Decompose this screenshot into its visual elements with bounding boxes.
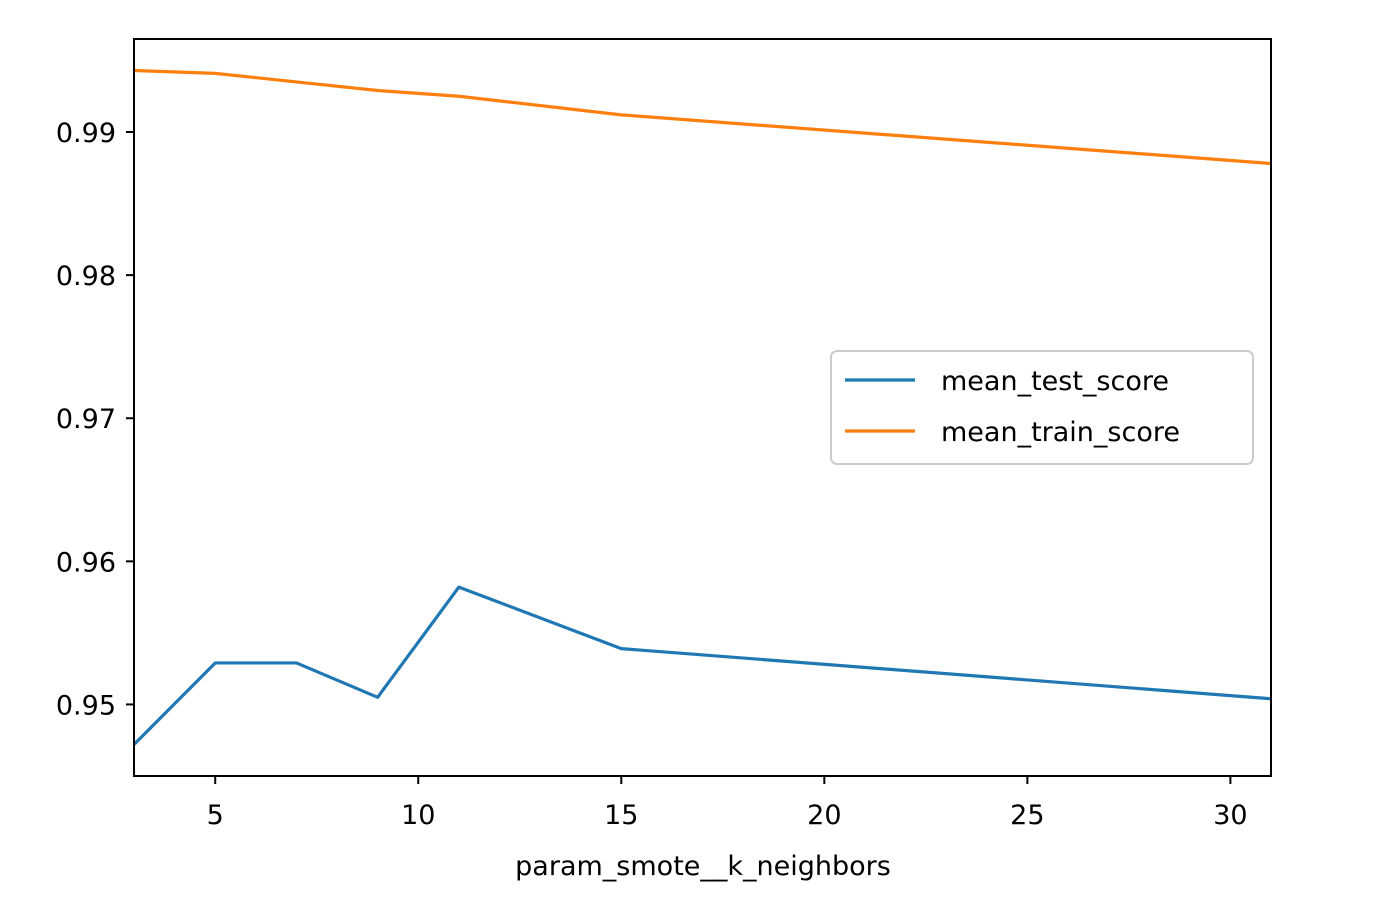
y-tick-label-0.97: 0.97 — [56, 404, 116, 435]
x-tick-label-10: 10 — [401, 800, 435, 831]
plot-area-frame — [133, 38, 1272, 777]
legend-box — [830, 350, 1254, 465]
series-line-mean-test-score — [134, 585, 1271, 746]
y-tick-label-0.96: 0.96 — [56, 547, 116, 578]
y-tick-label-0.98: 0.98 — [56, 261, 116, 292]
y-axis: 0.95 0.96 0.97 0.98 0.99 — [56, 118, 134, 721]
x-axis: 5 10 15 20 25 30 — [207, 776, 1248, 831]
y-tick-label-0.99: 0.99 — [56, 118, 116, 149]
legend-label-mean-test-score: mean_test_score — [941, 366, 1169, 397]
x-tick-label-30: 30 — [1213, 800, 1247, 831]
series-layer — [134, 68, 1271, 746]
y-tick-label-0.95: 0.95 — [56, 690, 116, 721]
x-tick-label-15: 15 — [604, 800, 638, 831]
x-tick-label-25: 25 — [1010, 800, 1044, 831]
x-tick-label-5: 5 — [207, 800, 224, 831]
series-line-mean-train-score — [134, 68, 1271, 166]
x-tick-label-20: 20 — [807, 800, 841, 831]
legend: mean_test_score mean_train_score — [830, 350, 1254, 465]
x-axis-label: param_smote__k_neighbors — [515, 851, 891, 882]
legend-label-mean-train-score: mean_train_score — [941, 417, 1180, 448]
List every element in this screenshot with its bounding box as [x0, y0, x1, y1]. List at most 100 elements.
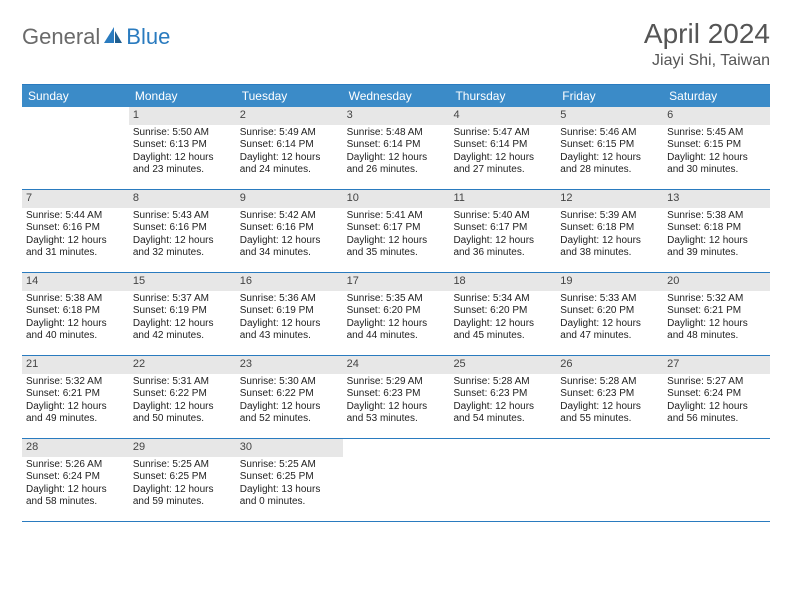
day-info-line: Sunset: 6:22 PM [133, 388, 232, 401]
day-info-line: and 43 minutes. [240, 330, 339, 343]
day-of-week-header: Sunday [22, 85, 129, 107]
day-info-line: Sunset: 6:19 PM [240, 305, 339, 318]
day-number: 25 [449, 356, 556, 374]
day-info-line: Daylight: 12 hours [667, 318, 766, 331]
day-info-line: Sunrise: 5:28 AM [453, 376, 552, 389]
calendar-day-cell [22, 107, 129, 189]
day-info-line: Daylight: 12 hours [240, 318, 339, 331]
calendar-day-cell: 7Sunrise: 5:44 AMSunset: 6:16 PMDaylight… [22, 190, 129, 272]
day-info-line: Daylight: 12 hours [667, 152, 766, 165]
day-info-line: Sunrise: 5:43 AM [133, 210, 232, 223]
calendar-day-cell: 6Sunrise: 5:45 AMSunset: 6:15 PMDaylight… [663, 107, 770, 189]
day-info-line: Sunrise: 5:41 AM [347, 210, 446, 223]
day-info-line: and 48 minutes. [667, 330, 766, 343]
day-info-line: Sunrise: 5:25 AM [240, 459, 339, 472]
day-info-line: and 54 minutes. [453, 413, 552, 426]
calendar-day-cell [556, 439, 663, 521]
day-info-line: Sunset: 6:20 PM [453, 305, 552, 318]
day-info-line: and 45 minutes. [453, 330, 552, 343]
day-info-line: Sunrise: 5:28 AM [560, 376, 659, 389]
day-info-line: and 34 minutes. [240, 247, 339, 260]
calendar-day-cell: 20Sunrise: 5:32 AMSunset: 6:21 PMDayligh… [663, 273, 770, 355]
calendar-day-cell: 23Sunrise: 5:30 AMSunset: 6:22 PMDayligh… [236, 356, 343, 438]
day-number: 11 [449, 190, 556, 208]
day-info-line: Sunset: 6:21 PM [26, 388, 125, 401]
day-of-week-header: Thursday [449, 85, 556, 107]
day-info-line: Sunset: 6:14 PM [240, 139, 339, 152]
day-info-line: Sunset: 6:17 PM [453, 222, 552, 235]
calendar-week-row: 21Sunrise: 5:32 AMSunset: 6:21 PMDayligh… [22, 356, 770, 439]
day-info-line: and 30 minutes. [667, 164, 766, 177]
day-info-line: Sunset: 6:23 PM [453, 388, 552, 401]
day-info-line: and 36 minutes. [453, 247, 552, 260]
day-info-line: and 39 minutes. [667, 247, 766, 260]
day-info-line: Daylight: 12 hours [560, 152, 659, 165]
calendar-day-cell: 8Sunrise: 5:43 AMSunset: 6:16 PMDaylight… [129, 190, 236, 272]
day-number: 22 [129, 356, 236, 374]
day-of-week-header: Saturday [663, 85, 770, 107]
day-info-line: Daylight: 12 hours [347, 152, 446, 165]
day-info-line: and 38 minutes. [560, 247, 659, 260]
day-info-line: Sunrise: 5:29 AM [347, 376, 446, 389]
calendar-week-row: 28Sunrise: 5:26 AMSunset: 6:24 PMDayligh… [22, 439, 770, 522]
calendar-week-row: 7Sunrise: 5:44 AMSunset: 6:16 PMDaylight… [22, 190, 770, 273]
calendar-day-cell [449, 439, 556, 521]
day-info-line: Daylight: 12 hours [453, 318, 552, 331]
day-info-line: Daylight: 12 hours [26, 318, 125, 331]
calendar-day-cell: 27Sunrise: 5:27 AMSunset: 6:24 PMDayligh… [663, 356, 770, 438]
day-of-week-header: Wednesday [343, 85, 450, 107]
day-info-line: Sunrise: 5:27 AM [667, 376, 766, 389]
day-info-line: and 27 minutes. [453, 164, 552, 177]
day-info-line: Daylight: 12 hours [347, 235, 446, 248]
day-info-line: Sunrise: 5:49 AM [240, 127, 339, 140]
day-info-line: Sunset: 6:16 PM [26, 222, 125, 235]
day-info-line: and 49 minutes. [26, 413, 125, 426]
day-number: 10 [343, 190, 450, 208]
day-info-line: Sunset: 6:24 PM [26, 471, 125, 484]
day-info-line: and 47 minutes. [560, 330, 659, 343]
day-info-line: Sunrise: 5:33 AM [560, 293, 659, 306]
day-info-line: Sunset: 6:18 PM [26, 305, 125, 318]
calendar-day-cell: 19Sunrise: 5:33 AMSunset: 6:20 PMDayligh… [556, 273, 663, 355]
day-number: 19 [556, 273, 663, 291]
day-info-line: and 55 minutes. [560, 413, 659, 426]
day-info-line: Daylight: 12 hours [240, 152, 339, 165]
day-number: 4 [449, 107, 556, 125]
day-info-line: Daylight: 12 hours [667, 235, 766, 248]
day-number: 17 [343, 273, 450, 291]
day-info-line: Sunrise: 5:31 AM [133, 376, 232, 389]
page-header: General Blue April 2024 Jiayi Shi, Taiwa… [22, 18, 770, 70]
location-label: Jiayi Shi, Taiwan [644, 52, 770, 70]
day-info-line: Daylight: 12 hours [560, 235, 659, 248]
day-of-week-header: Monday [129, 85, 236, 107]
calendar-day-cell: 16Sunrise: 5:36 AMSunset: 6:19 PMDayligh… [236, 273, 343, 355]
day-info-line: Daylight: 12 hours [133, 401, 232, 414]
day-info-line: Sunrise: 5:37 AM [133, 293, 232, 306]
day-info-line: Sunset: 6:25 PM [133, 471, 232, 484]
calendar-day-cell: 14Sunrise: 5:38 AMSunset: 6:18 PMDayligh… [22, 273, 129, 355]
day-info-line: Sunset: 6:14 PM [347, 139, 446, 152]
calendar-day-cell: 2Sunrise: 5:49 AMSunset: 6:14 PMDaylight… [236, 107, 343, 189]
day-number: 1 [129, 107, 236, 125]
day-info-line: Sunrise: 5:25 AM [133, 459, 232, 472]
day-info-line: Sunrise: 5:42 AM [240, 210, 339, 223]
day-number: 24 [343, 356, 450, 374]
day-info-line: Daylight: 12 hours [26, 484, 125, 497]
day-info-line: Sunset: 6:18 PM [667, 222, 766, 235]
day-info-line: Sunrise: 5:35 AM [347, 293, 446, 306]
day-info-line: and 50 minutes. [133, 413, 232, 426]
day-number: 8 [129, 190, 236, 208]
day-info-line: and 32 minutes. [133, 247, 232, 260]
day-info-line: Sunrise: 5:50 AM [133, 127, 232, 140]
day-number: 13 [663, 190, 770, 208]
day-info-line: Sunset: 6:18 PM [560, 222, 659, 235]
day-info-line: Daylight: 12 hours [453, 401, 552, 414]
day-info-line: Sunset: 6:15 PM [667, 139, 766, 152]
day-number: 29 [129, 439, 236, 457]
day-number: 12 [556, 190, 663, 208]
day-info-line: and 35 minutes. [347, 247, 446, 260]
day-info-line: Sunrise: 5:32 AM [26, 376, 125, 389]
day-number: 28 [22, 439, 129, 457]
day-info-line: and 56 minutes. [667, 413, 766, 426]
day-info-line: Sunrise: 5:44 AM [26, 210, 125, 223]
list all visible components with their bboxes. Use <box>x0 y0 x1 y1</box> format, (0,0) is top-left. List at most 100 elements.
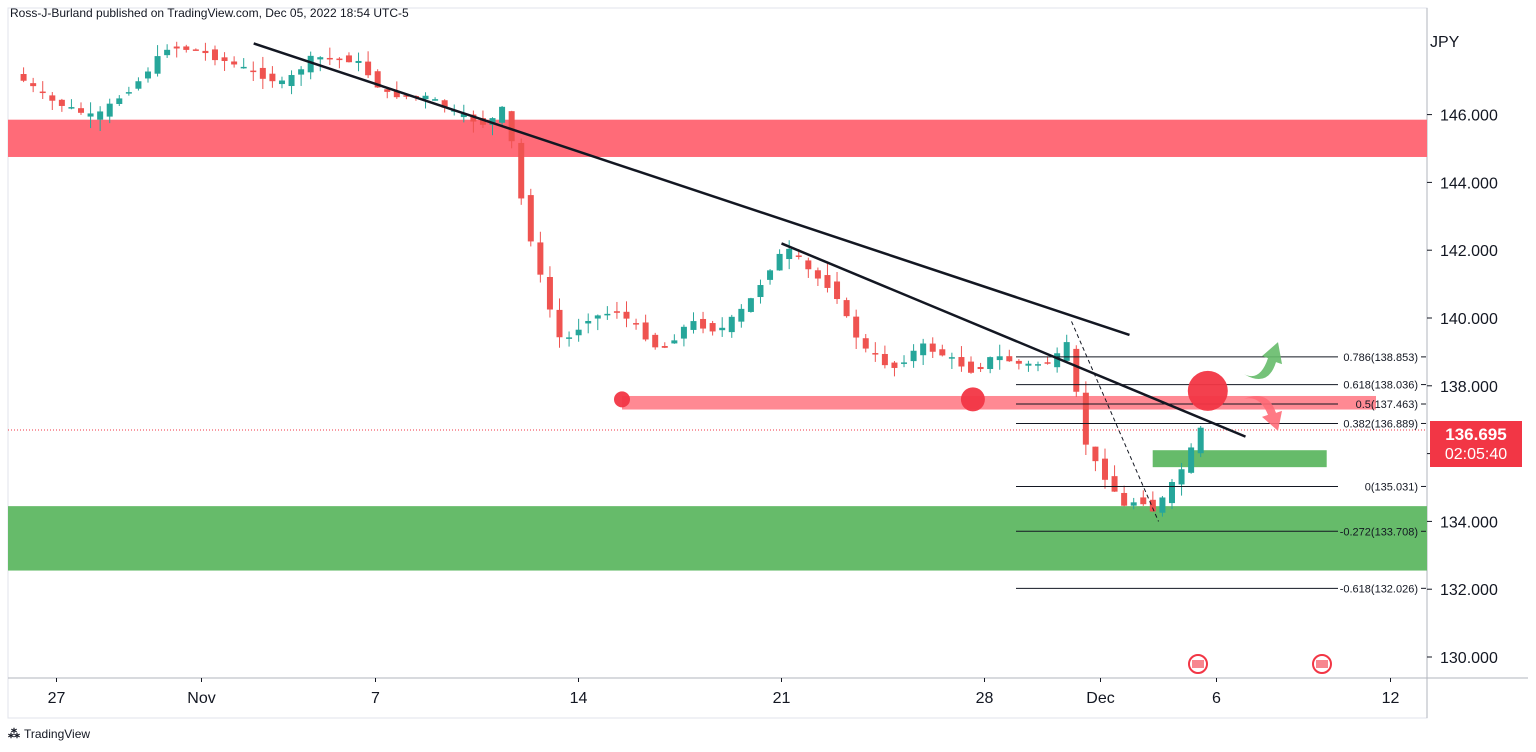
candle-body <box>68 107 75 109</box>
candle-body <box>690 321 697 330</box>
currency-label: JPY <box>1430 34 1460 51</box>
candle-body <box>1015 360 1022 364</box>
candle-body <box>1063 342 1070 361</box>
zone-broken-support-line <box>622 395 1376 410</box>
candle-body <box>144 71 151 79</box>
candle-body <box>221 57 228 62</box>
candle-body <box>1130 502 1137 506</box>
candle-body <box>652 334 659 348</box>
y-tick-label: 134.000 <box>1440 514 1498 531</box>
candle-body <box>1149 499 1156 512</box>
y-tick-label: 130.000 <box>1440 650 1498 667</box>
candle-body <box>183 46 190 50</box>
candle-body <box>566 337 573 339</box>
bearish-arrow-shape <box>1244 395 1282 431</box>
candle-body <box>355 60 362 63</box>
candle-body <box>901 362 908 364</box>
candle-body <box>317 57 324 60</box>
candle-body <box>374 71 381 88</box>
candle-body <box>862 338 869 349</box>
candle-body <box>393 91 400 98</box>
candle-body <box>1035 364 1042 366</box>
x-tick-label: 21 <box>773 690 791 707</box>
candle-body <box>623 311 630 319</box>
candle-body <box>527 195 534 242</box>
candle-body <box>1006 356 1013 362</box>
brand-label: TradingView <box>24 727 91 741</box>
zone-target-box <box>1152 450 1327 468</box>
us-flag-event-icon-fill <box>1192 660 1204 668</box>
candle-body <box>326 57 333 60</box>
candle-body <box>336 58 343 61</box>
candle-body <box>929 343 936 352</box>
last-price: 136.695 <box>1445 425 1507 444</box>
candle-body <box>881 353 888 366</box>
candle-body <box>613 311 620 313</box>
candle-body <box>719 327 726 331</box>
candle-body <box>1121 492 1128 506</box>
candle-body <box>767 270 774 280</box>
bullish-arrow-shape <box>1244 342 1282 379</box>
candle-body <box>1111 476 1118 492</box>
candle-body <box>661 346 668 348</box>
candle-body <box>1025 363 1032 366</box>
candle-body <box>604 313 611 316</box>
candle-body <box>30 83 37 87</box>
candle-body <box>49 95 56 101</box>
candle-body <box>240 66 247 69</box>
retest-dot <box>960 387 985 412</box>
candle-body <box>479 118 486 125</box>
x-tick-label: 14 <box>570 690 588 707</box>
candle-body <box>834 281 841 300</box>
candle-body <box>747 298 754 312</box>
candle-body <box>795 255 802 257</box>
candle-body <box>546 276 553 310</box>
candle-body <box>460 113 467 118</box>
tradingview-brand[interactable]: ⁂ TradingView <box>8 727 90 741</box>
candle-body <box>1044 362 1051 364</box>
x-tick-label: Dec <box>1086 690 1114 707</box>
zone-support <box>8 506 1427 571</box>
candle-body <box>987 357 994 370</box>
bearish-arrow <box>1244 395 1282 431</box>
x-tick-label: 28 <box>976 690 994 707</box>
y-tick-label: 146.000 <box>1440 108 1498 125</box>
candle-body <box>968 361 975 373</box>
candle-body <box>843 300 850 317</box>
candle-body <box>298 69 305 75</box>
candle-body <box>1073 348 1080 392</box>
candle-body <box>1140 497 1147 505</box>
candle-body <box>508 111 515 142</box>
x-tick-label: 12 <box>1382 690 1400 707</box>
trendline-long-term-downtrend <box>253 42 1130 337</box>
candle-body <box>642 322 649 340</box>
candle-body <box>173 46 180 49</box>
candle-body <box>556 309 563 338</box>
candle-body <box>671 340 678 344</box>
fib-level-label: -0.618(132.026) <box>1340 583 1418 595</box>
candle-body <box>499 106 506 123</box>
x-tick-label: 27 <box>48 690 66 707</box>
candle-body <box>1188 447 1195 473</box>
candle-body <box>728 316 735 333</box>
last-price-tag: 136.695 02:05:40 <box>1430 421 1522 467</box>
candle-body <box>1159 497 1166 513</box>
candle-body <box>125 92 132 94</box>
candle-body <box>470 114 477 122</box>
candle-body <box>805 260 812 270</box>
candle-body <box>776 253 783 271</box>
candle-body <box>422 95 429 100</box>
candle-body <box>192 49 199 51</box>
candle-body <box>814 270 821 279</box>
y-tick-label: 132.000 <box>1440 582 1498 599</box>
candle-body <box>738 308 745 322</box>
y-tick-label: 144.000 <box>1440 175 1498 192</box>
candle-body <box>853 316 860 338</box>
fib-level-label: 0.786(138.853) <box>1343 352 1418 364</box>
candle-body <box>106 103 113 117</box>
candle-body <box>1178 469 1185 485</box>
candle-body <box>441 100 448 108</box>
candle-body <box>872 353 879 355</box>
candle-body <box>680 326 687 339</box>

__________

The problem
Can you format the lines as a Markdown table, starting at the line containing "day-info-line: Sunset: 6:22" and ending at the line containing "day-info-line: and 54", with both of those lines included? Use a column named No. for the row number and a column named Text for the line, and leave out any blank lines.

Solved problem
| No. | Text |
|---|---|
| 1 | day-info-line: Sunset: 6:22 PM [133, 388, 232, 401] |
| 2 | day-info-line: and 43 minutes. [240, 330, 339, 343] |
| 3 | day-of-week-header: Sunday [22, 85, 129, 107] |
| 4 | day-info-line: Sunset: 6:19 PM [240, 305, 339, 318] |
| 5 | day-number: 25 [449, 356, 556, 374] |
| 6 | day-info-line: Daylight: 12 hours [667, 318, 766, 331] |
| 7 | day-info-line: Sunrise: 5:28 AM [453, 376, 552, 389] |
| 8 | calendar-day-cell [22, 107, 129, 189] |
| 9 | day-info-line: Daylight: 12 hours [240, 318, 339, 331] |
| 10 | calendar-day-cell: 7Sunrise: 5:44 AMSunset: 6:16 PMDaylight… [22, 190, 129, 272] |
| 11 | day-info-line: Daylight: 12 hours [667, 152, 766, 165] |
| 12 | day-info-line: Sunrise: 5:43 AM [133, 210, 232, 223] |
| 13 | calendar-day-cell: 6Sunrise: 5:45 AMSunset: 6:15 PMDaylight… [663, 107, 770, 189] |
| 14 | day-info-line: Sunrise: 5:41 AM [347, 210, 446, 223] |
| 15 | day-info-line: and 48 minutes. [667, 330, 766, 343] |
| 16 | day-info-line: Sunrise: 5:25 AM [240, 459, 339, 472] |
| 17 | day-info-line: and 54 minutes. [453, 413, 552, 426] |